→ **THE PROBLEM**: Copy out lines with the word "Assets" from the material that follows.

[Dataset items]

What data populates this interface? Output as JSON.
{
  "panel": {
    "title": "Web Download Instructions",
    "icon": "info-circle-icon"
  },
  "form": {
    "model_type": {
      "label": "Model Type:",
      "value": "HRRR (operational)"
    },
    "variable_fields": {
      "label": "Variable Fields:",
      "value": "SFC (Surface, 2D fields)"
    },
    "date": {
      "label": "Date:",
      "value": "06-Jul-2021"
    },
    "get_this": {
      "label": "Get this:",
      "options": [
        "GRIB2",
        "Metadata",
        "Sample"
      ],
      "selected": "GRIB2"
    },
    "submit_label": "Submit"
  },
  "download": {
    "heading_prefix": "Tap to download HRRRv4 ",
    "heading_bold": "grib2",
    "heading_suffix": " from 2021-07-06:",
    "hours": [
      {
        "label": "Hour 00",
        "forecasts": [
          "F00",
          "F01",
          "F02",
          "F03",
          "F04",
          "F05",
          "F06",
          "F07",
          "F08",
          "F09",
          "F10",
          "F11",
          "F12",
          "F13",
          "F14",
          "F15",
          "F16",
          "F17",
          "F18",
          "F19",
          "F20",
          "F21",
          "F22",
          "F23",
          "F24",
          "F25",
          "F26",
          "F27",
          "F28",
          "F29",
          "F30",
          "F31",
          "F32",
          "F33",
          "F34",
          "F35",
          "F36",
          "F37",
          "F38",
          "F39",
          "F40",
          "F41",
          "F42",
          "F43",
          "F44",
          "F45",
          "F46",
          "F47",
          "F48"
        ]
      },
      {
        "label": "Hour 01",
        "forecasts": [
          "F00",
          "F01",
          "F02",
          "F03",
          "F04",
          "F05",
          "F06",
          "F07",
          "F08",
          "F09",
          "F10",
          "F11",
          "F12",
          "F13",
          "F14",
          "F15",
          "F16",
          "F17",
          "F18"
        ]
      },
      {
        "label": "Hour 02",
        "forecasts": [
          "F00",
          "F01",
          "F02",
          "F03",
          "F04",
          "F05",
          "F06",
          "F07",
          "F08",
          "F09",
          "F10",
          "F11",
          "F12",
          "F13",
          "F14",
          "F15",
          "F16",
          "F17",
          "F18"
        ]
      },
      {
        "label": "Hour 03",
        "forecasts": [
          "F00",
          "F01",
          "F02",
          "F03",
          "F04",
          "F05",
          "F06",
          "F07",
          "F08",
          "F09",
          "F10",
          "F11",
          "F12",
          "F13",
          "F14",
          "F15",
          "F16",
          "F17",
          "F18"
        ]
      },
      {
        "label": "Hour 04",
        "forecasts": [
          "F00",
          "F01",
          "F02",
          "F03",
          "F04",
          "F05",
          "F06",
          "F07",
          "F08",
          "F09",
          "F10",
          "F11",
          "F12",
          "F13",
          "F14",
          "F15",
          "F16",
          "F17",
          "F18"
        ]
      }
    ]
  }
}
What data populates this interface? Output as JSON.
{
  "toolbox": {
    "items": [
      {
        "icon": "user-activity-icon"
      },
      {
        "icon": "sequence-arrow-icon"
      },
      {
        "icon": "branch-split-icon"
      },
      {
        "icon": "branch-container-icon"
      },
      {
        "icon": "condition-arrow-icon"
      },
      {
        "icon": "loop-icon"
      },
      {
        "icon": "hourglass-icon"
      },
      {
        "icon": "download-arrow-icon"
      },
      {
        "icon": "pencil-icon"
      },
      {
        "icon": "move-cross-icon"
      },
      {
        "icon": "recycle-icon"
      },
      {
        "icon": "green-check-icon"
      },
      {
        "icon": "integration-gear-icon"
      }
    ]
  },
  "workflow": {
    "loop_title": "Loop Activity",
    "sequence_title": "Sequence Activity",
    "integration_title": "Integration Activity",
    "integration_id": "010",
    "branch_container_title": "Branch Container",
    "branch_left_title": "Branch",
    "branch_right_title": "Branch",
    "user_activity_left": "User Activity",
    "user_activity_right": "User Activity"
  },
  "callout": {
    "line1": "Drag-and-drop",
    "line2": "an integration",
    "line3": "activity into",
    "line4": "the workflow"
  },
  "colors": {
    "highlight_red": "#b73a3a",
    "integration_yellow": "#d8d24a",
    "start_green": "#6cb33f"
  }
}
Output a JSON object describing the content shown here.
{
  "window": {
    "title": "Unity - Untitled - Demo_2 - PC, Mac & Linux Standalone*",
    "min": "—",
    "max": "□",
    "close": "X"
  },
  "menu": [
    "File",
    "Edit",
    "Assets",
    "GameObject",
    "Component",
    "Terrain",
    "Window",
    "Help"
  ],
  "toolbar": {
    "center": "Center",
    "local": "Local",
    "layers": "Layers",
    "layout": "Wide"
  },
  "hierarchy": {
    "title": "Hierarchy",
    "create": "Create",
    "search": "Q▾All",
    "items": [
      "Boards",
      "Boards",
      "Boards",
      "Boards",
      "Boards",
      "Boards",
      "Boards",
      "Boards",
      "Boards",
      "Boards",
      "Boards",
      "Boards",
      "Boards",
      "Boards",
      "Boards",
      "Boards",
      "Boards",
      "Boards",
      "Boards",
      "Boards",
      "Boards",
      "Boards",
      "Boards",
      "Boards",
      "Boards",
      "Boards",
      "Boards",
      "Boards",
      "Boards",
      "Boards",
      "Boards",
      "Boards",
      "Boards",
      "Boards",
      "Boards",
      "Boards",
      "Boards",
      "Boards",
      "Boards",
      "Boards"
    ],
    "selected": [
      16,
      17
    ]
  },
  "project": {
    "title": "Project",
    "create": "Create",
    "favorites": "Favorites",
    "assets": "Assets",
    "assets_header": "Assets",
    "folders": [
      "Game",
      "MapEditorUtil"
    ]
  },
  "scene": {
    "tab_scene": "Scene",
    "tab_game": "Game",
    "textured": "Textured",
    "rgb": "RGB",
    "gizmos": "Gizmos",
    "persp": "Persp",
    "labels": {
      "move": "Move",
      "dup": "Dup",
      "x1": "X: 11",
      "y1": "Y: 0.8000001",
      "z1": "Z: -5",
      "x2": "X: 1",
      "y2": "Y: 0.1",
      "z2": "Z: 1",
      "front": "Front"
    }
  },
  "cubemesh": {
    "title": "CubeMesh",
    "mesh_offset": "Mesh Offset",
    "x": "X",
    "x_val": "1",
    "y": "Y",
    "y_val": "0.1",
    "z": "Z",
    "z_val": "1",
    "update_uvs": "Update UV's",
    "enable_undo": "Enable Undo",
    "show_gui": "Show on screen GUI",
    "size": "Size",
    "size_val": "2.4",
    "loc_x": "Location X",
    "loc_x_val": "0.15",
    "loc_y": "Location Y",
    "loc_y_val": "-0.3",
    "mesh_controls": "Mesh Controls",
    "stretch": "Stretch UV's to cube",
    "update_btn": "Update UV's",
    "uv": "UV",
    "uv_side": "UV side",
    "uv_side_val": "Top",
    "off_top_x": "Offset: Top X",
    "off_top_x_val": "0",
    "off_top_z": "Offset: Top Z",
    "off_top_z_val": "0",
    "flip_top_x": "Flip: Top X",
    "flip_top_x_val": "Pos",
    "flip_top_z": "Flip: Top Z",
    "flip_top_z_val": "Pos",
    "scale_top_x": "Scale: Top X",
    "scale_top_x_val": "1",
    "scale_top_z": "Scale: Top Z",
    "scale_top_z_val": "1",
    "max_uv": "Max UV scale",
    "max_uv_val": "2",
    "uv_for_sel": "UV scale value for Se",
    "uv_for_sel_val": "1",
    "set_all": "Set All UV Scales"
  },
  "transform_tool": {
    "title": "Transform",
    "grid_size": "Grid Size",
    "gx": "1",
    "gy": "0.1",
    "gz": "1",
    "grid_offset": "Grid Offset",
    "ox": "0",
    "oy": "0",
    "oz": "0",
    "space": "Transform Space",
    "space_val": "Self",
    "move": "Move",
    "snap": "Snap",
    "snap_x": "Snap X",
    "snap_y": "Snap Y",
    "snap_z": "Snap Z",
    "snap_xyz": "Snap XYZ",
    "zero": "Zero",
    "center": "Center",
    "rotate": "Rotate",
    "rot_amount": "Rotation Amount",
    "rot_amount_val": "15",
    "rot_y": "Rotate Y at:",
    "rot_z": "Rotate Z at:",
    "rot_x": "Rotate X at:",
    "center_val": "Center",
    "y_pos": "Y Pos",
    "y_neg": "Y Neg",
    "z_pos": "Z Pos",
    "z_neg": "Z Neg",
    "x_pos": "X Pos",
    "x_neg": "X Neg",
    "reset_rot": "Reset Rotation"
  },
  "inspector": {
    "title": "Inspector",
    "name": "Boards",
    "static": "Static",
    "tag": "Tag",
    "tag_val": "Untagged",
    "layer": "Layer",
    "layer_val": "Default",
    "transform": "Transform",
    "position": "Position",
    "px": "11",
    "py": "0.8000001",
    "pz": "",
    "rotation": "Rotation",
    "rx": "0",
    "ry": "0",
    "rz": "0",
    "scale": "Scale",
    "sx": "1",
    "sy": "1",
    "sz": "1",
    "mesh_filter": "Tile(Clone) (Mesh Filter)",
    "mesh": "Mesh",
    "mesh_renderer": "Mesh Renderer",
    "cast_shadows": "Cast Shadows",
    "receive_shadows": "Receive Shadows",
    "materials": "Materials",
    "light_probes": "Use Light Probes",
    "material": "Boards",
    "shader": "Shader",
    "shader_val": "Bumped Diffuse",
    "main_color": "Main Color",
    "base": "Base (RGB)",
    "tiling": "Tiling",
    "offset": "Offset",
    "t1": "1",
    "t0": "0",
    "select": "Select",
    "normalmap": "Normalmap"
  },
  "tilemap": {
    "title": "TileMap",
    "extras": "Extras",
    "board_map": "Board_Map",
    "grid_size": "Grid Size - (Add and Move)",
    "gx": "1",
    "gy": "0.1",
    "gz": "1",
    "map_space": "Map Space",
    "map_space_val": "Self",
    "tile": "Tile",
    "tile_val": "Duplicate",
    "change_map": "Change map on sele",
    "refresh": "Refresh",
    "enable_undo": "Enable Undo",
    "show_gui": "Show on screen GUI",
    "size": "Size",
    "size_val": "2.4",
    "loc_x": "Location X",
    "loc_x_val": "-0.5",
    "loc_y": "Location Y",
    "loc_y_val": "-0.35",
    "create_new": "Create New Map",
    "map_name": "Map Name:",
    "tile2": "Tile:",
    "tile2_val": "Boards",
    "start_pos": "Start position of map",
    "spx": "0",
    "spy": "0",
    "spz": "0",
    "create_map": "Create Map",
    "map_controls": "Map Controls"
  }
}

→ **ANSWER BELOW**:
    "Assets",
    "assets": "Assets",
    "assets_header": "Assets",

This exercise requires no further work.